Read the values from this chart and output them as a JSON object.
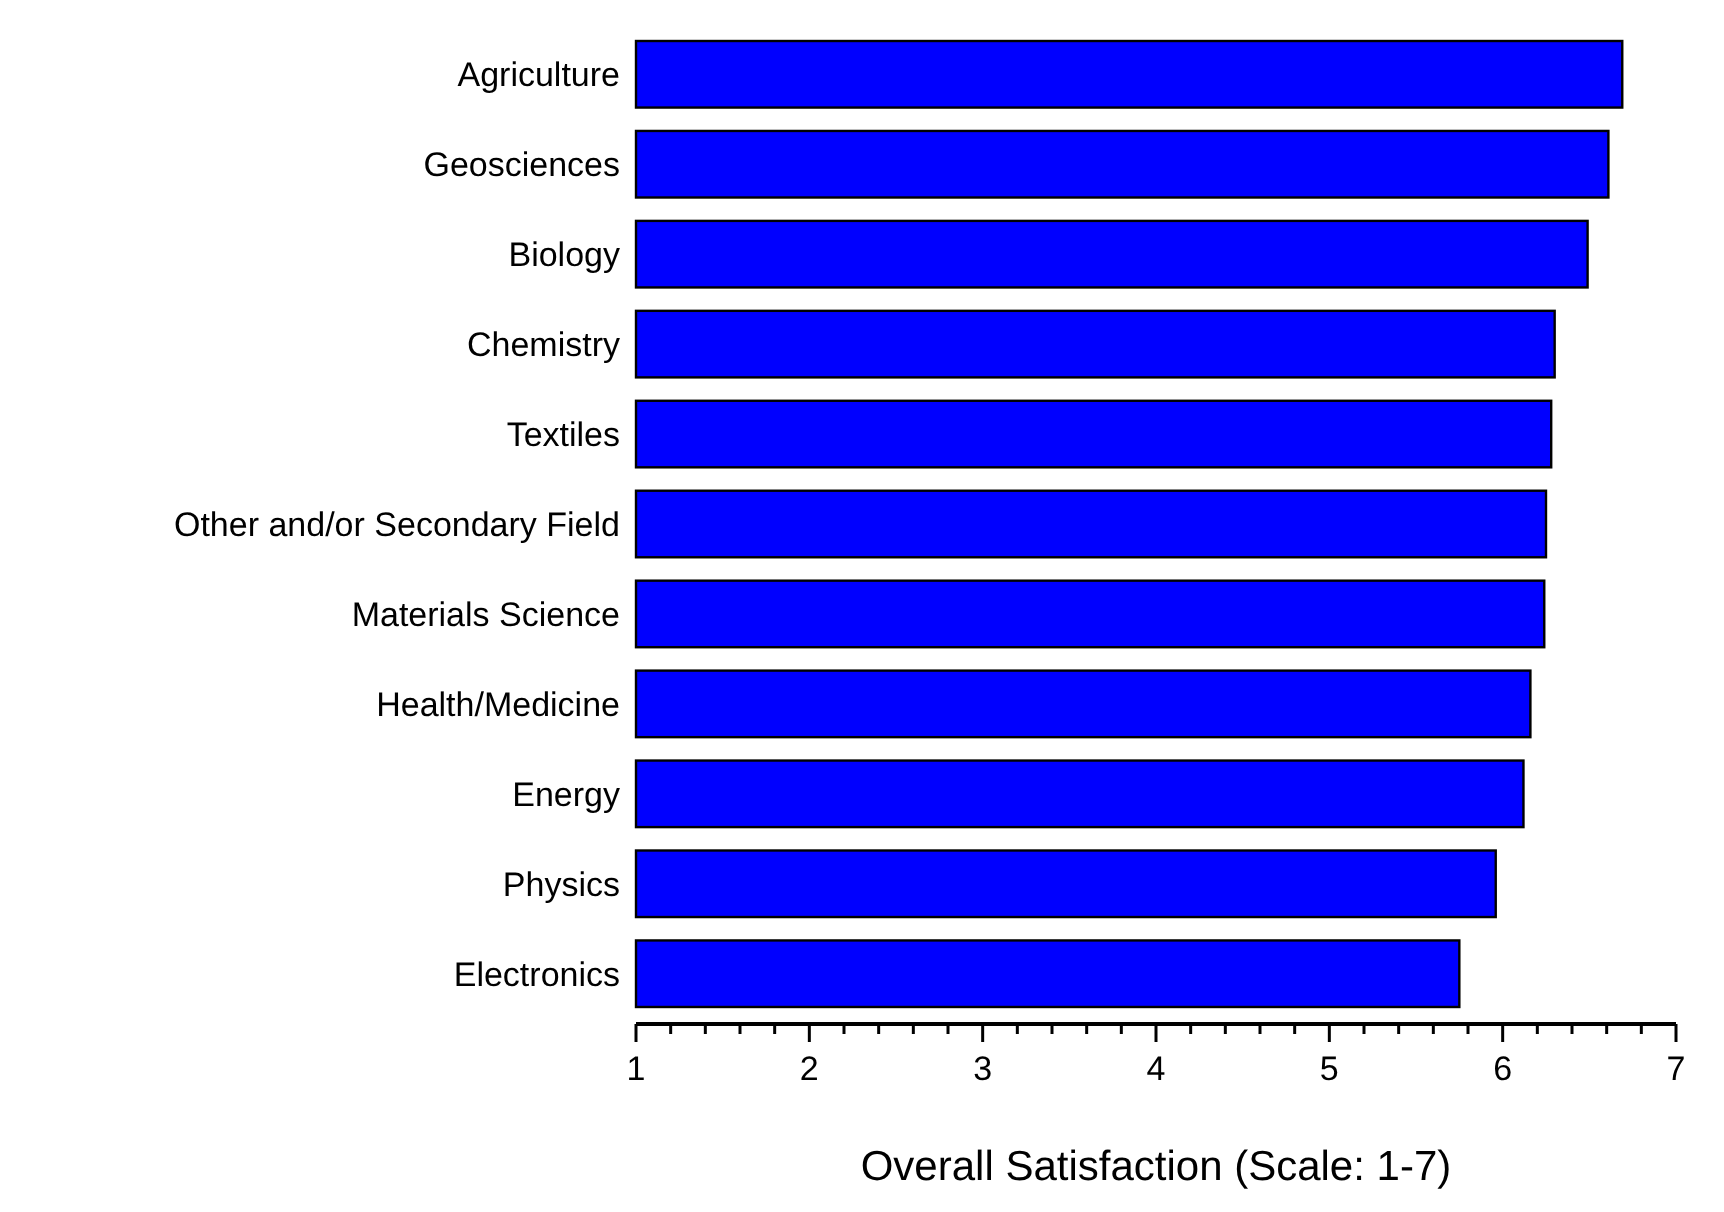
{
  "chart_data": {
    "type": "bar",
    "orientation": "horizontal",
    "xlabel": "Overall Satisfaction (Scale: 1-7)",
    "categories": [
      "Agriculture",
      "Geosciences",
      "Biology",
      "Chemistry",
      "Textiles",
      "Other and/or Secondary Field",
      "Materials Science",
      "Health/Medicine",
      "Energy",
      "Physics",
      "Electronics"
    ],
    "values": [
      6.69,
      6.61,
      6.49,
      6.3,
      6.28,
      6.25,
      6.24,
      6.16,
      6.12,
      5.96,
      5.75
    ],
    "color": "#0000ff",
    "xlim": [
      1,
      7
    ],
    "xticks": [
      1,
      {
        "value": 1.2,
        "label": null
      },
      {
        "value": 1.4,
        "label": null
      },
      {
        "value": 1.6,
        "label": null
      },
      {
        "value": 1.8,
        "label": null
      },
      2,
      {
        "value": 2.2,
        "label": null
      },
      {
        "value": 2.4,
        "label": null
      },
      {
        "value": 2.6,
        "label": null
      },
      {
        "value": 2.8,
        "label": null
      },
      3,
      {
        "value": 3.2,
        "label": null
      },
      {
        "value": 3.4,
        "label": null
      },
      {
        "value": 3.6,
        "label": null
      },
      {
        "value": 3.8,
        "label": null
      },
      4,
      {
        "value": 4.2,
        "label": null
      },
      {
        "value": 4.4,
        "label": null
      },
      {
        "value": 4.6,
        "label": null
      },
      {
        "value": 4.8,
        "label": null
      },
      5,
      {
        "value": 5.2,
        "label": null
      },
      {
        "value": 5.4,
        "label": null
      },
      {
        "value": 5.6,
        "label": null
      },
      {
        "value": 5.8,
        "label": null
      },
      6,
      {
        "value": 6.2,
        "label": null
      },
      {
        "value": 6.4,
        "label": null
      },
      {
        "value": 6.6,
        "label": null
      },
      {
        "value": 6.8,
        "label": null
      },
      7
    ]
  }
}
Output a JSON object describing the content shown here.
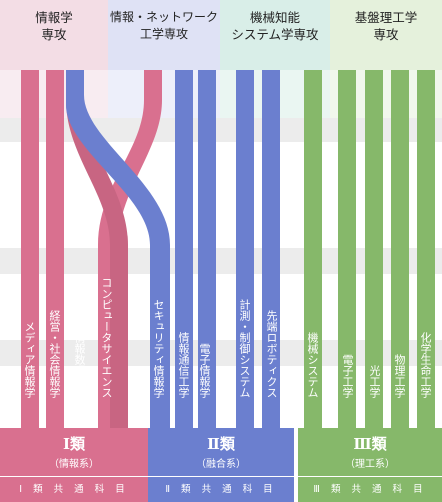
{
  "colors": {
    "pink": "#d9708f",
    "blue": "#6b7fcf",
    "green": "#86b86a",
    "pink_bg": "#f3dde5",
    "blue_bg": "#dfe2f5",
    "mint_bg": "#d9eee8",
    "green_bg": "#e5f1dc"
  },
  "departments": [
    {
      "name": "情報学\n専攻"
    },
    {
      "name": "情報・ネットワーク\n工学専攻"
    },
    {
      "name": "機械知能\nシステム学専攻"
    },
    {
      "name": "基盤理工学\n専攻"
    }
  ],
  "programs": [
    {
      "label": "メディア情報学"
    },
    {
      "label": "経営・社会情報学"
    },
    {
      "label": "情報数理工学"
    },
    {
      "label": "コンピュータサイエンス"
    },
    {
      "label": "セキュリティ情報学"
    },
    {
      "label": "情報通信工学"
    },
    {
      "label": "電子情報学"
    },
    {
      "label": "計測・制御システム"
    },
    {
      "label": "先端ロボティクス"
    },
    {
      "label": "機械システム"
    },
    {
      "label": "電子工学"
    },
    {
      "label": "光工学"
    },
    {
      "label": "物理工学"
    },
    {
      "label": "化学生命工学"
    }
  ],
  "categories": [
    {
      "name": "Ⅰ類",
      "sub": "（情報系）",
      "common": "Ⅰ 類 共 通 科 目"
    },
    {
      "name": "Ⅱ類",
      "sub": "（融合系）",
      "common": "Ⅱ 類 共 通 科 目"
    },
    {
      "name": "Ⅲ類",
      "sub": "（理工系）",
      "common": "Ⅲ 類 共 通 科 目"
    }
  ]
}
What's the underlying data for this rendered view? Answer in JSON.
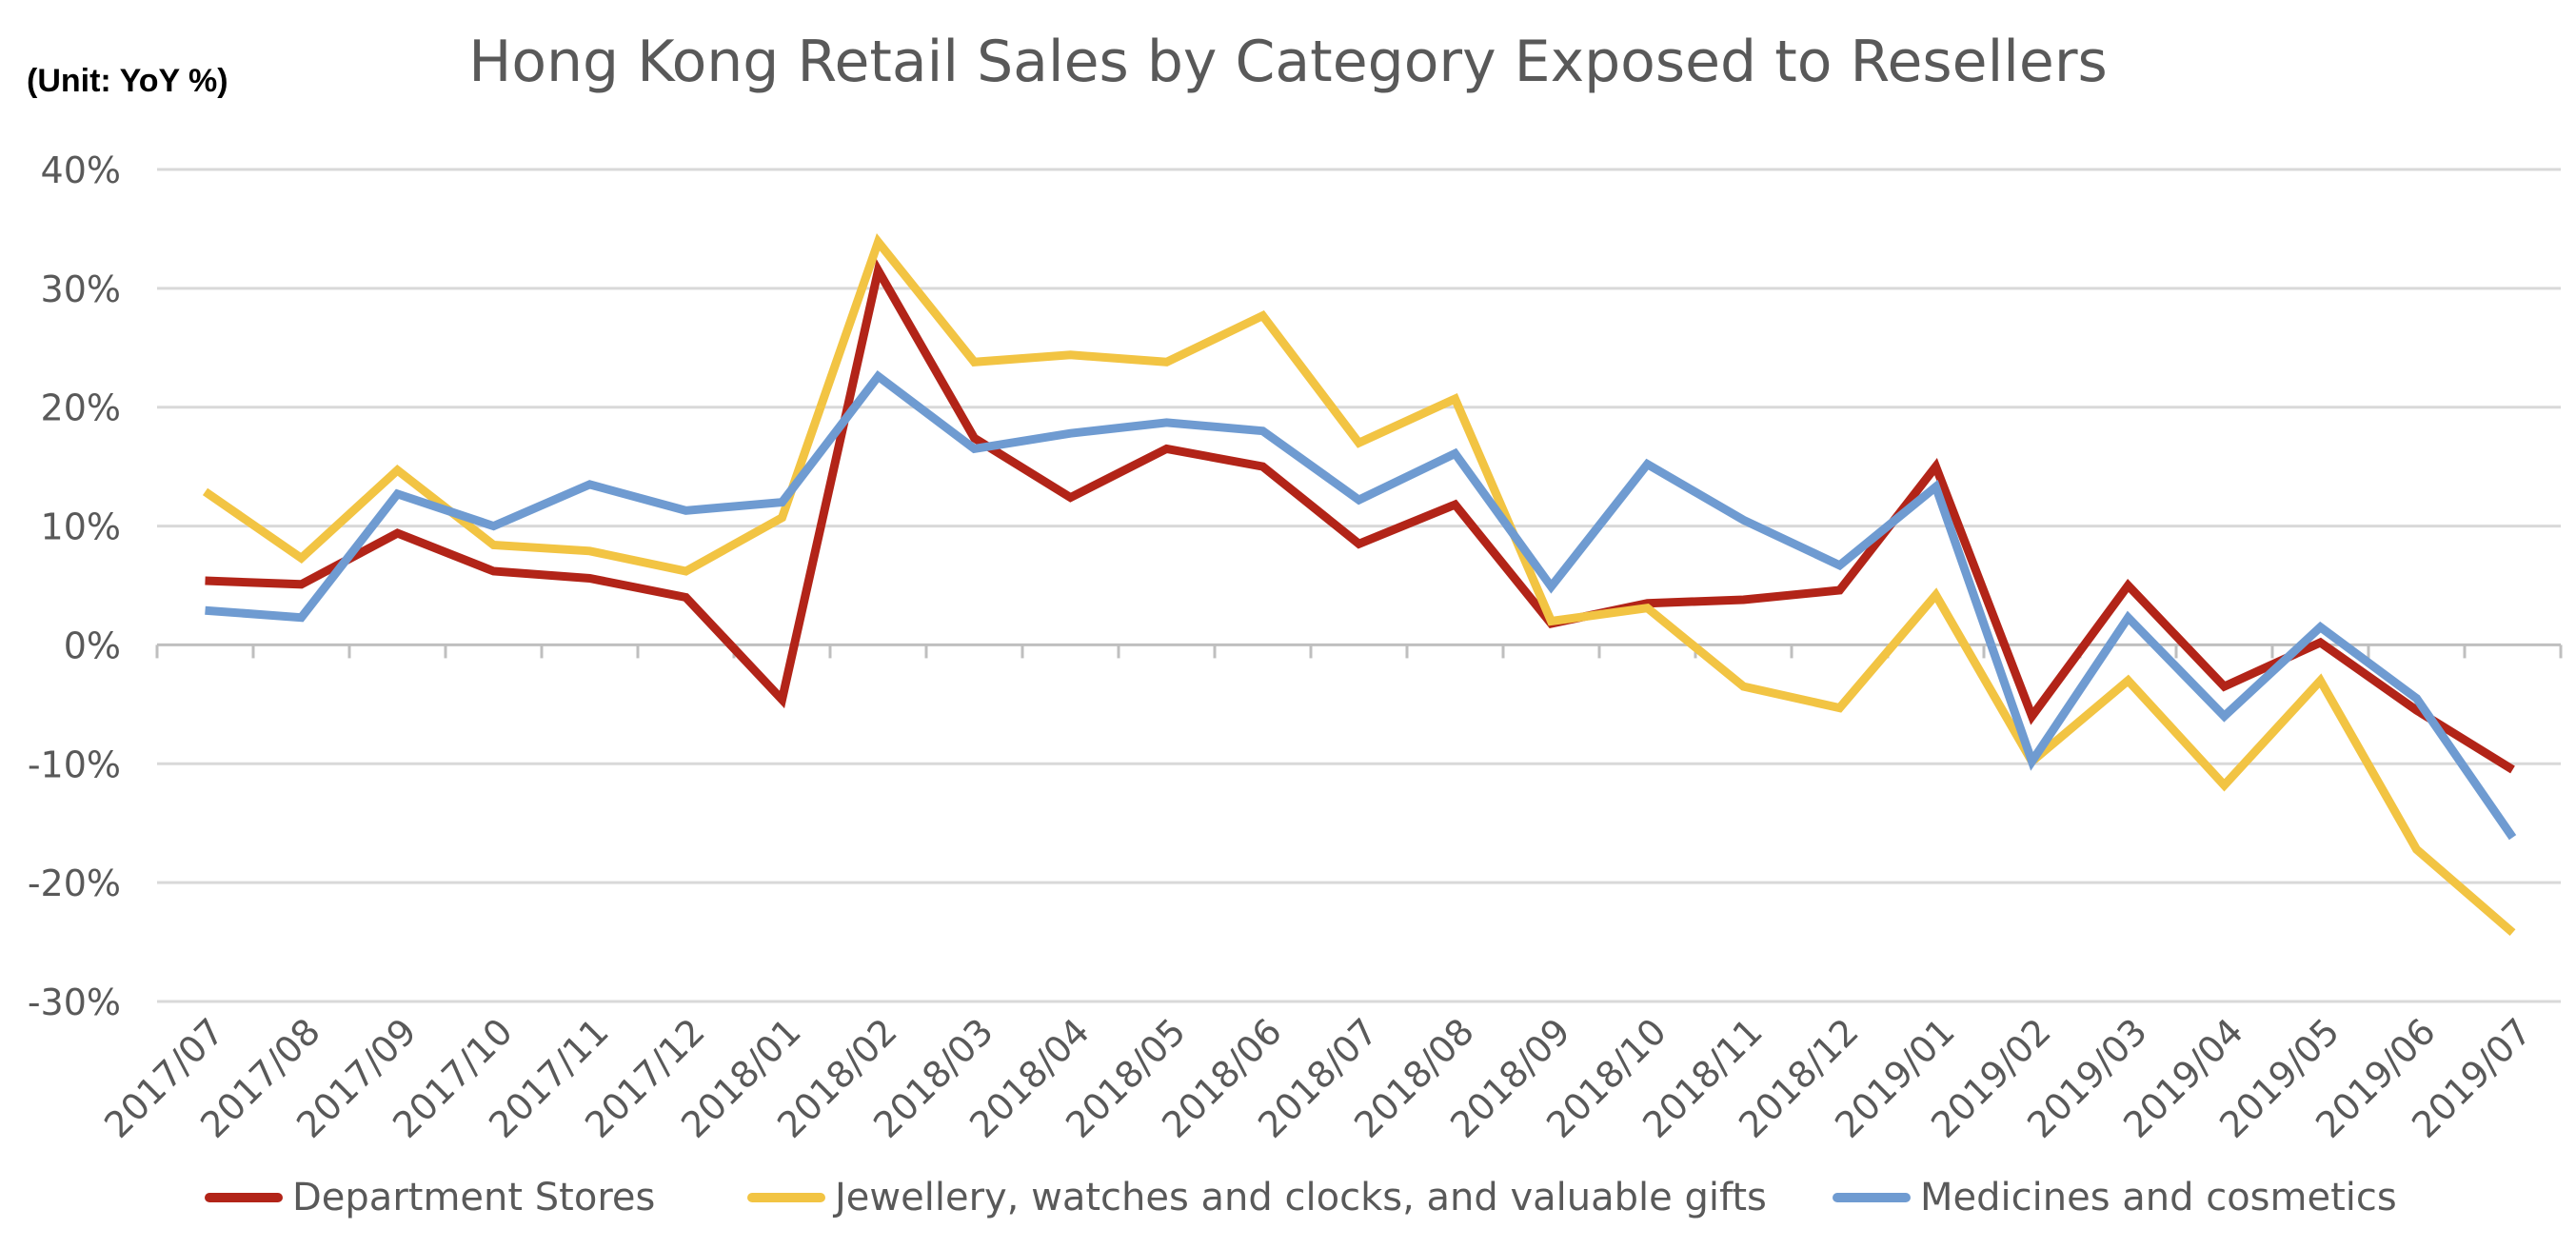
{
  "chart_data": {
    "type": "line",
    "title": "Hong Kong Retail Sales by Category Exposed to Resellers",
    "unit_label": "(Unit: YoY %)",
    "xlabel": "",
    "ylabel": "",
    "ylim": [
      -30,
      40
    ],
    "yticks": [
      40,
      30,
      20,
      10,
      0,
      -10,
      -20,
      -30
    ],
    "ytick_labels": [
      "40%",
      "30%",
      "20%",
      "10%",
      "0%",
      "-10%",
      "-20%",
      "-30%"
    ],
    "grid": true,
    "legend_position": "bottom",
    "categories": [
      "2017/07",
      "2017/08",
      "2017/09",
      "2017/10",
      "2017/11",
      "2017/12",
      "2018/01",
      "2018/02",
      "2018/03",
      "2018/04",
      "2018/05",
      "2018/06",
      "2018/07",
      "2018/08",
      "2018/09",
      "2018/10",
      "2018/11",
      "2018/12",
      "2019/01",
      "2019/02",
      "2019/03",
      "2019/04",
      "2019/05",
      "2019/06",
      "2019/07"
    ],
    "series": [
      {
        "name": "Department Stores",
        "color": "#B22418",
        "values": [
          5.4,
          5.1,
          9.4,
          6.2,
          5.6,
          4.0,
          -4.6,
          31.5,
          17.4,
          12.4,
          16.5,
          15.0,
          8.5,
          11.8,
          1.8,
          3.5,
          3.8,
          4.6,
          15.0,
          -6.0,
          5.0,
          -3.5,
          0.2,
          -5.5,
          -10.5
        ]
      },
      {
        "name": "Jewellery, watches and clocks, and valuable gifts",
        "color": "#F2C443",
        "values": [
          12.9,
          7.3,
          14.7,
          8.4,
          7.9,
          6.2,
          10.7,
          33.9,
          23.8,
          24.4,
          23.8,
          27.7,
          17.0,
          20.7,
          2.0,
          3.1,
          -3.5,
          -5.3,
          4.2,
          -9.8,
          -3.0,
          -11.8,
          -3.0,
          -17.2,
          -24.2
        ]
      },
      {
        "name": "Medicines and cosmetics",
        "color": "#6F9BD1",
        "values": [
          2.9,
          2.3,
          12.7,
          10.0,
          13.5,
          11.3,
          12.0,
          22.6,
          16.5,
          17.8,
          18.7,
          18.0,
          12.2,
          16.1,
          4.9,
          15.2,
          10.5,
          6.7,
          13.3,
          -9.8,
          2.3,
          -6.0,
          1.5,
          -4.5,
          -16.2
        ]
      }
    ]
  }
}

__TASK BRIEF__.
Without the pictures, copy the material exactly as given.

__WRITTEN ANSWER__.
Read the values from this chart and output them as a JSON object.
{
  "chart_data": {
    "type": "bar",
    "orientation": "horizontal",
    "xlabel": "Overall Satisfaction (Scale: 1-7)",
    "categories": [
      "Agriculture",
      "Geosciences",
      "Biology",
      "Chemistry",
      "Textiles",
      "Other and/or Secondary Field",
      "Materials Science",
      "Health/Medicine",
      "Energy",
      "Physics",
      "Electronics"
    ],
    "values": [
      6.69,
      6.61,
      6.49,
      6.3,
      6.28,
      6.25,
      6.24,
      6.16,
      6.12,
      5.96,
      5.75
    ],
    "color": "#0000ff",
    "xlim": [
      1,
      7
    ],
    "xticks": [
      1,
      {
        "value": 1.2,
        "label": null
      },
      {
        "value": 1.4,
        "label": null
      },
      {
        "value": 1.6,
        "label": null
      },
      {
        "value": 1.8,
        "label": null
      },
      2,
      {
        "value": 2.2,
        "label": null
      },
      {
        "value": 2.4,
        "label": null
      },
      {
        "value": 2.6,
        "label": null
      },
      {
        "value": 2.8,
        "label": null
      },
      3,
      {
        "value": 3.2,
        "label": null
      },
      {
        "value": 3.4,
        "label": null
      },
      {
        "value": 3.6,
        "label": null
      },
      {
        "value": 3.8,
        "label": null
      },
      4,
      {
        "value": 4.2,
        "label": null
      },
      {
        "value": 4.4,
        "label": null
      },
      {
        "value": 4.6,
        "label": null
      },
      {
        "value": 4.8,
        "label": null
      },
      5,
      {
        "value": 5.2,
        "label": null
      },
      {
        "value": 5.4,
        "label": null
      },
      {
        "value": 5.6,
        "label": null
      },
      {
        "value": 5.8,
        "label": null
      },
      6,
      {
        "value": 6.2,
        "label": null
      },
      {
        "value": 6.4,
        "label": null
      },
      {
        "value": 6.6,
        "label": null
      },
      {
        "value": 6.8,
        "label": null
      },
      7
    ]
  }
}
Output a JSON object describing the content shown here.
{
  "colors": {
    "pink": "#d9708f",
    "blue": "#6b7fcf",
    "green": "#86b86a",
    "pink_bg": "#f3dde5",
    "blue_bg": "#dfe2f5",
    "mint_bg": "#d9eee8",
    "green_bg": "#e5f1dc"
  },
  "departments": [
    {
      "name": "情報学\n専攻"
    },
    {
      "name": "情報・ネットワーク\n工学専攻"
    },
    {
      "name": "機械知能\nシステム学専攻"
    },
    {
      "name": "基盤理工学\n専攻"
    }
  ],
  "programs": [
    {
      "label": "メディア情報学"
    },
    {
      "label": "経営・社会情報学"
    },
    {
      "label": "情報数理工学"
    },
    {
      "label": "コンピュータサイエンス"
    },
    {
      "label": "セキュリティ情報学"
    },
    {
      "label": "情報通信工学"
    },
    {
      "label": "電子情報学"
    },
    {
      "label": "計測・制御システム"
    },
    {
      "label": "先端ロボティクス"
    },
    {
      "label": "機械システム"
    },
    {
      "label": "電子工学"
    },
    {
      "label": "光工学"
    },
    {
      "label": "物理工学"
    },
    {
      "label": "化学生命工学"
    }
  ],
  "categories": [
    {
      "name": "Ⅰ類",
      "sub": "（情報系）",
      "common": "Ⅰ 類 共 通 科 目"
    },
    {
      "name": "Ⅱ類",
      "sub": "（融合系）",
      "common": "Ⅱ 類 共 通 科 目"
    },
    {
      "name": "Ⅲ類",
      "sub": "（理工系）",
      "common": "Ⅲ 類 共 通 科 目"
    }
  ]
}
What's the underlying data for this rendered view? Answer in JSON.
{
  "chart_data": {
    "type": "line",
    "title": "Hong Kong Retail Sales by Category Exposed to Resellers",
    "unit_label": "(Unit: YoY %)",
    "xlabel": "",
    "ylabel": "",
    "ylim": [
      -30,
      40
    ],
    "yticks": [
      40,
      30,
      20,
      10,
      0,
      -10,
      -20,
      -30
    ],
    "ytick_labels": [
      "40%",
      "30%",
      "20%",
      "10%",
      "0%",
      "-10%",
      "-20%",
      "-30%"
    ],
    "grid": true,
    "legend_position": "bottom",
    "categories": [
      "2017/07",
      "2017/08",
      "2017/09",
      "2017/10",
      "2017/11",
      "2017/12",
      "2018/01",
      "2018/02",
      "2018/03",
      "2018/04",
      "2018/05",
      "2018/06",
      "2018/07",
      "2018/08",
      "2018/09",
      "2018/10",
      "2018/11",
      "2018/12",
      "2019/01",
      "2019/02",
      "2019/03",
      "2019/04",
      "2019/05",
      "2019/06",
      "2019/07"
    ],
    "series": [
      {
        "name": "Department Stores",
        "color": "#B22418",
        "values": [
          5.4,
          5.1,
          9.4,
          6.2,
          5.6,
          4.0,
          -4.6,
          31.5,
          17.4,
          12.4,
          16.5,
          15.0,
          8.5,
          11.8,
          1.8,
          3.5,
          3.8,
          4.6,
          15.0,
          -6.0,
          5.0,
          -3.5,
          0.2,
          -5.5,
          -10.5
        ]
      },
      {
        "name": "Jewellery, watches and clocks, and valuable gifts",
        "color": "#F2C443",
        "values": [
          12.9,
          7.3,
          14.7,
          8.4,
          7.9,
          6.2,
          10.7,
          33.9,
          23.8,
          24.4,
          23.8,
          27.7,
          17.0,
          20.7,
          2.0,
          3.1,
          -3.5,
          -5.3,
          4.2,
          -9.8,
          -3.0,
          -11.8,
          -3.0,
          -17.2,
          -24.2
        ]
      },
      {
        "name": "Medicines and cosmetics",
        "color": "#6F9BD1",
        "values": [
          2.9,
          2.3,
          12.7,
          10.0,
          13.5,
          11.3,
          12.0,
          22.6,
          16.5,
          17.8,
          18.7,
          18.0,
          12.2,
          16.1,
          4.9,
          15.2,
          10.5,
          6.7,
          13.3,
          -9.8,
          2.3,
          -6.0,
          1.5,
          -4.5,
          -16.2
        ]
      }
    ]
  }
}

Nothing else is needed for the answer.